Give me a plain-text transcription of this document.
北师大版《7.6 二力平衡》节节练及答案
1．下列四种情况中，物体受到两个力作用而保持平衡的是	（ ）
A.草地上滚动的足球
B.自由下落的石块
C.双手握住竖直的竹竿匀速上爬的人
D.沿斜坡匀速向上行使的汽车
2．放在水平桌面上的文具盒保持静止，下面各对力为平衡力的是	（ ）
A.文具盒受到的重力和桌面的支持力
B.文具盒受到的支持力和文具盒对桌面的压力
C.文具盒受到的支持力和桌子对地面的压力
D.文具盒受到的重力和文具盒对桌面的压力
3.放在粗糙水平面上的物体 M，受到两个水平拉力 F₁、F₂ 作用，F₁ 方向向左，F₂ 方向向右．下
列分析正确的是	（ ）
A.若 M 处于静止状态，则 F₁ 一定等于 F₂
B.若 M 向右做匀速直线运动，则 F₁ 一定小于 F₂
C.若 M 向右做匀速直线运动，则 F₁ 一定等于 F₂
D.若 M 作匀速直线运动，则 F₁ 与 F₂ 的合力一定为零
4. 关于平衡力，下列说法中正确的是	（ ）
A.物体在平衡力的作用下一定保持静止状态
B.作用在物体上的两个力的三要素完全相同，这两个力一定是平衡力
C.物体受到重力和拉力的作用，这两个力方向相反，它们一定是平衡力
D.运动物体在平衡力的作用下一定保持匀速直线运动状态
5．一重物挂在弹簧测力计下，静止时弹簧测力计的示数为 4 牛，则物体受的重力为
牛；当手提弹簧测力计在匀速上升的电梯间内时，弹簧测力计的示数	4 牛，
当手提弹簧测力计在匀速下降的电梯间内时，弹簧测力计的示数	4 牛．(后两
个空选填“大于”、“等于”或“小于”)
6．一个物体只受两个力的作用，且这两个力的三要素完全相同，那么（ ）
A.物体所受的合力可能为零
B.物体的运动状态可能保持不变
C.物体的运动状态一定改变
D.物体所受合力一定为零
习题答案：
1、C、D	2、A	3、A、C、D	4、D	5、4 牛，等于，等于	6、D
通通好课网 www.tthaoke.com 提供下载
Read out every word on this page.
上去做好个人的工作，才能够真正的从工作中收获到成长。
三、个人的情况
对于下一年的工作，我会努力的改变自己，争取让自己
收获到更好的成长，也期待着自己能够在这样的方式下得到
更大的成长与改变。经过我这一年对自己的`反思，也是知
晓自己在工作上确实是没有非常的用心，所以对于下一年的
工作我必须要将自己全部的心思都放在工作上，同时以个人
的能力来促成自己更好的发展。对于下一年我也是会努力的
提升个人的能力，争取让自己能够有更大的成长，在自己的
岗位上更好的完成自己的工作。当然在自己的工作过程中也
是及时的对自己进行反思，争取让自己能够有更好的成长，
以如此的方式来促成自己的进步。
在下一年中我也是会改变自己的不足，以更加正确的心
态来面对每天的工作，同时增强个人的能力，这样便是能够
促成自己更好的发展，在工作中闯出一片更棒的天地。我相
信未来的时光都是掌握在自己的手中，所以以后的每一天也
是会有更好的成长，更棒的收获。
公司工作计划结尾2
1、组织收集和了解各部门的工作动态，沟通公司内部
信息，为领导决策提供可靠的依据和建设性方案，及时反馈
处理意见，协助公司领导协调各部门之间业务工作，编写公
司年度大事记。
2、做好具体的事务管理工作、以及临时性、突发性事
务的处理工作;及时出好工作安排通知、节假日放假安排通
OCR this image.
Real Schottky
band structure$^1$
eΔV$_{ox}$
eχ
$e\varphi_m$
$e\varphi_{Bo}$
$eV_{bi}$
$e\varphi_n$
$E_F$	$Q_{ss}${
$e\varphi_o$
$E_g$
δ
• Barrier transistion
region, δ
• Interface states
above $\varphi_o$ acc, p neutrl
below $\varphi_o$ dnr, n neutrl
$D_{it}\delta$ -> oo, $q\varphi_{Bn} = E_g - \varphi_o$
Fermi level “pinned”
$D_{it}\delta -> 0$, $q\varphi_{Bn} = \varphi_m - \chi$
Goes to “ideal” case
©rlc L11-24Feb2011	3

Written instruction:
Your task is to transcribe the listing above in full, exactly as given.

Task answer:
Give me a plain-text transcription of this document.
北师大版《7.6 二力平衡》节节练及答案
1．下列四种情况中，物体受到两个力作用而保持平衡的是	（ ）
A.草地上滚动的足球
B.自由下落的石块
C.双手握住竖直的竹竿匀速上爬的人
D.沿斜坡匀速向上行使的汽车
2．放在水平桌面上的文具盒保持静止，下面各对力为平衡力的是	（ ）
A.文具盒受到的重力和桌面的支持力
B.文具盒受到的支持力和文具盒对桌面的压力
C.文具盒受到的支持力和桌子对地面的压力
D.文具盒受到的重力和文具盒对桌面的压力
3.放在粗糙水平面上的物体 M，受到两个水平拉力 F₁、F₂ 作用，F₁ 方向向左，F₂ 方向向右．下
列分析正确的是	（ ）
A.若 M 处于静止状态，则 F₁ 一定等于 F₂
B.若 M 向右做匀速直线运动，则 F₁ 一定小于 F₂
C.若 M 向右做匀速直线运动，则 F₁ 一定等于 F₂
D.若 M 作匀速直线运动，则 F₁ 与 F₂ 的合力一定为零
4. 关于平衡力，下列说法中正确的是	（ ）
A.物体在平衡力的作用下一定保持静止状态
B.作用在物体上的两个力的三要素完全相同，这两个力一定是平衡力
C.物体受到重力和拉力的作用，这两个力方向相反，它们一定是平衡力
D.运动物体在平衡力的作用下一定保持匀速直线运动状态
5．一重物挂在弹簧测力计下，静止时弹簧测力计的示数为 4 牛，则物体受的重力为
牛；当手提弹簧测力计在匀速上升的电梯间内时，弹簧测力计的示数	4 牛，
当手提弹簧测力计在匀速下降的电梯间内时，弹簧测力计的示数	4 牛．(后两
个空选填“大于”、“等于”或“小于”)
6．一个物体只受两个力的作用，且这两个力的三要素完全相同，那么（ ）
A.物体所受的合力可能为零
B.物体的运动状态可能保持不变
C.物体的运动状态一定改变
D.物体所受合力一定为零
习题答案：
1、C、D	2、A	3、A、C、D	4、D	5、4 牛，等于，等于	6、D
通通好课网 www.tthaoke.com 提供下载
Read out every word on this page.
上去做好个人的工作，才能够真正的从工作中收获到成长。
三、个人的情况
对于下一年的工作，我会努力的改变自己，争取让自己
收获到更好的成长，也期待着自己能够在这样的方式下得到
更大的成长与改变。经过我这一年对自己的`反思，也是知
晓自己在工作上确实是没有非常的用心，所以对于下一年的
工作我必须要将自己全部的心思都放在工作上，同时以个人
的能力来促成自己更好的发展。对于下一年我也是会努力的
提升个人的能力，争取让自己能够有更大的成长，在自己的
岗位上更好的完成自己的工作。当然在自己的工作过程中也
是及时的对自己进行反思，争取让自己能够有更好的成长，
以如此的方式来促成自己的进步。
在下一年中我也是会改变自己的不足，以更加正确的心
态来面对每天的工作，同时增强个人的能力，这样便是能够
促成自己更好的发展，在工作中闯出一片更棒的天地。我相
信未来的时光都是掌握在自己的手中，所以以后的每一天也
是会有更好的成长，更棒的收获。
公司工作计划结尾2
1、组织收集和了解各部门的工作动态，沟通公司内部
信息，为领导决策提供可靠的依据和建设性方案，及时反馈
处理意见，协助公司领导协调各部门之间业务工作，编写公
司年度大事记。
2、做好具体的事务管理工作、以及临时性、突发性事
务的处理工作;及时出好工作安排通知、节假日放假安排通
OCR this image.
Real Schottky
band structure$^1$
eΔV$_{ox}$
eχ
$e\varphi_m$
$e\varphi_{Bo}$
$eV_{bi}$
$e\varphi_n$
$E_F$	$Q_{ss}${
$e\varphi_o$
$E_g$
δ
• Barrier transistion
region, δ
• Interface states
above $\varphi_o$ acc, p neutrl
below $\varphi_o$ dnr, n neutrl
$D_{it}\delta$ -> oo, $q\varphi_{Bn} = E_g - \varphi_o$
Fermi level “pinned”
$D_{it}\delta -> 0$, $q\varphi_{Bn} = \varphi_m - \chi$
Goes to “ideal” case
©rlc L11-24Feb2011	3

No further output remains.